*** Opening SOURCE DOCUMENT ***
Ischemia/reperfusion injury (I/R) and cellular rejection in solid organ transplantation are characterized by adhesion molecule up-regulation on the graft endothelium, a prerequisite for leukocyte recruitment. The contribution of NK cells to I/R and allograft rejection is not well understood. The aim of the present study was to investigate allogeneic interactions between human NK cells and microvascular endothelial cells (MVEC) with special regard to the differential impact of TNF-α and hypoxia/reoxygenation in an in vitro model of I/R.Methods.
MVEC were stimulated in vitro for 8 h with TNF-α, exposed to hypoxia (1% O2), hypoxia/reoxygenation, and combinations thereof in a hypoxia chamber. Cell surface expression of adhesion molecules on MVEC was analyzed by flow cytometry, and adhesion molecule shedding by ELISA. NK cell adhesion on MVEC was determined under shear stress, and NK cytotoxicity using 51Cr-release assays.Results.
*** Closing SOURCE DOCUMENT ***
| EXERCISE OBJECTIVE |
Can you carry on the abstract above about NK cell interactions with microvascular endothelial cells, starting after its last line?
*** Opening ENTRIES SHOWN ***
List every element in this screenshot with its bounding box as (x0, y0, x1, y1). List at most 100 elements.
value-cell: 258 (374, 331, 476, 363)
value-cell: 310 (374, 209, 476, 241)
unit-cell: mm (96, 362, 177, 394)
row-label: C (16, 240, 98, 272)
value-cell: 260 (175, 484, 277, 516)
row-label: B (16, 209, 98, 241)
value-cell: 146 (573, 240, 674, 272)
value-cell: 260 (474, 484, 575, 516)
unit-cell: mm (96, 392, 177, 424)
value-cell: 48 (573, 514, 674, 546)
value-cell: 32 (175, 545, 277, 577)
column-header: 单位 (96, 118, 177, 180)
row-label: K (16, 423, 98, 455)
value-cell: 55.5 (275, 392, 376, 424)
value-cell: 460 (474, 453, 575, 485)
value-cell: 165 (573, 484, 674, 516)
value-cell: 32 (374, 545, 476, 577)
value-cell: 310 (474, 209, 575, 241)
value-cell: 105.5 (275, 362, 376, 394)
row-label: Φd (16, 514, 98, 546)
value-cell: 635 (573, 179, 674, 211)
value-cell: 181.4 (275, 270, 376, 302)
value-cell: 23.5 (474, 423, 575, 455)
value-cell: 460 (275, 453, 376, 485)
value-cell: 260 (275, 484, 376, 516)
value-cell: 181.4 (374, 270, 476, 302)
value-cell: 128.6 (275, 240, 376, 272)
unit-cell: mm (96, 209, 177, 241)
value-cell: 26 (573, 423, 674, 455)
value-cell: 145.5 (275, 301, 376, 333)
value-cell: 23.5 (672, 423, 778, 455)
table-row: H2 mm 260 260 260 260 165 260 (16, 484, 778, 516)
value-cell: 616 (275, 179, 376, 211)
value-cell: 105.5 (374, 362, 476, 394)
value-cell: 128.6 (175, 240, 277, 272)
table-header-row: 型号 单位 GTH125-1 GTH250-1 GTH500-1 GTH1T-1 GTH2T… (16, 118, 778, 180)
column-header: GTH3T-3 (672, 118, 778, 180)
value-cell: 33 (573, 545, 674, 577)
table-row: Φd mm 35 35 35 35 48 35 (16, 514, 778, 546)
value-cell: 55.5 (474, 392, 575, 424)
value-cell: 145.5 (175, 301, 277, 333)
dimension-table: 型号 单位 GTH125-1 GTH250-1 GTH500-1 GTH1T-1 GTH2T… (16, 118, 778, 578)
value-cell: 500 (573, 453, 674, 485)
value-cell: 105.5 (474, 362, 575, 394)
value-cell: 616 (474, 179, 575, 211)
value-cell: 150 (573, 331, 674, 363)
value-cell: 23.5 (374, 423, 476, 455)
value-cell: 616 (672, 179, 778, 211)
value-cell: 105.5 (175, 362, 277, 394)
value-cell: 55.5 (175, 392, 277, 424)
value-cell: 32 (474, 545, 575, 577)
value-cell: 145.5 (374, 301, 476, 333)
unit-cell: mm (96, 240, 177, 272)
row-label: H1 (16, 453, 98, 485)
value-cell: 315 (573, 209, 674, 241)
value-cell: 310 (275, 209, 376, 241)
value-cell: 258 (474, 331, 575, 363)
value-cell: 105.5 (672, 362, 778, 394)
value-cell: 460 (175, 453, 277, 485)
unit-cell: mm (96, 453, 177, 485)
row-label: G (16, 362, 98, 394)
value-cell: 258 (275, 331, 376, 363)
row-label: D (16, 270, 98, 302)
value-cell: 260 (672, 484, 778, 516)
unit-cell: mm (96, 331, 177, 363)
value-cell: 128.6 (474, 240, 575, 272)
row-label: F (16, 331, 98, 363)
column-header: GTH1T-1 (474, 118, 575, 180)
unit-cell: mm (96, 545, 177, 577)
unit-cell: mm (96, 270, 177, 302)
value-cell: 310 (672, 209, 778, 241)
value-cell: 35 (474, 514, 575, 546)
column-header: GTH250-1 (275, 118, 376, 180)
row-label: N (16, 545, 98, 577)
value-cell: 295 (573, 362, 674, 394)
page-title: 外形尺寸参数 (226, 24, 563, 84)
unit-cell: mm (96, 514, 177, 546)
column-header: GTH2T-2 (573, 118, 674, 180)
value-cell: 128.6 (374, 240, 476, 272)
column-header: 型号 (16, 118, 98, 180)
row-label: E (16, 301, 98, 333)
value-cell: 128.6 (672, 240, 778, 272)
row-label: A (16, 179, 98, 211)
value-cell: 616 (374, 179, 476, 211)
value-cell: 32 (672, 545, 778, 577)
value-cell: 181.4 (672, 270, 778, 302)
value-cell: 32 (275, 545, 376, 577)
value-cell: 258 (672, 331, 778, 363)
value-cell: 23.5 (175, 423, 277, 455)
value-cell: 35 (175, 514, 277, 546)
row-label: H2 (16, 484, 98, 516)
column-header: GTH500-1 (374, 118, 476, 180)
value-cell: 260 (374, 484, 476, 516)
*** Closing ENTRIES SHOWN ***
| EXERCISE ANSWER |
Surface expression of ICAM-1, VCAM-1, and E-/P-selectin on MVEC was up-regulated by TNF-α but unaffected by hypoxia/reoxygenation in the absence of TNF-α. ICAM-1 expression was further increased by a combination of TNF-α and hypoxia/reoxygenation, whereas TNF-α-induced E-/P-selectin expression was strongly reversed by hypoxia/reoxygenation. NK cell adhesion increased after exposing MVEC to TNF-α and hypoxia/reoxygenation. Susceptibility of MVEC to NK cytotoxicity was enhanced by TNF-α and slighty reduced by hypoxia/reoxygenation.Conclusions.
Endothelial activation with TNF-α, but not hypoxia/reoxygenation, induced NK cytotoxicity whereas the combination thereof induced the strongest NK cell adhesion. Our findings suggesting a role for NK cells in allograft responses support the development of anti-inflammatory treatment strategies to prevent I/R.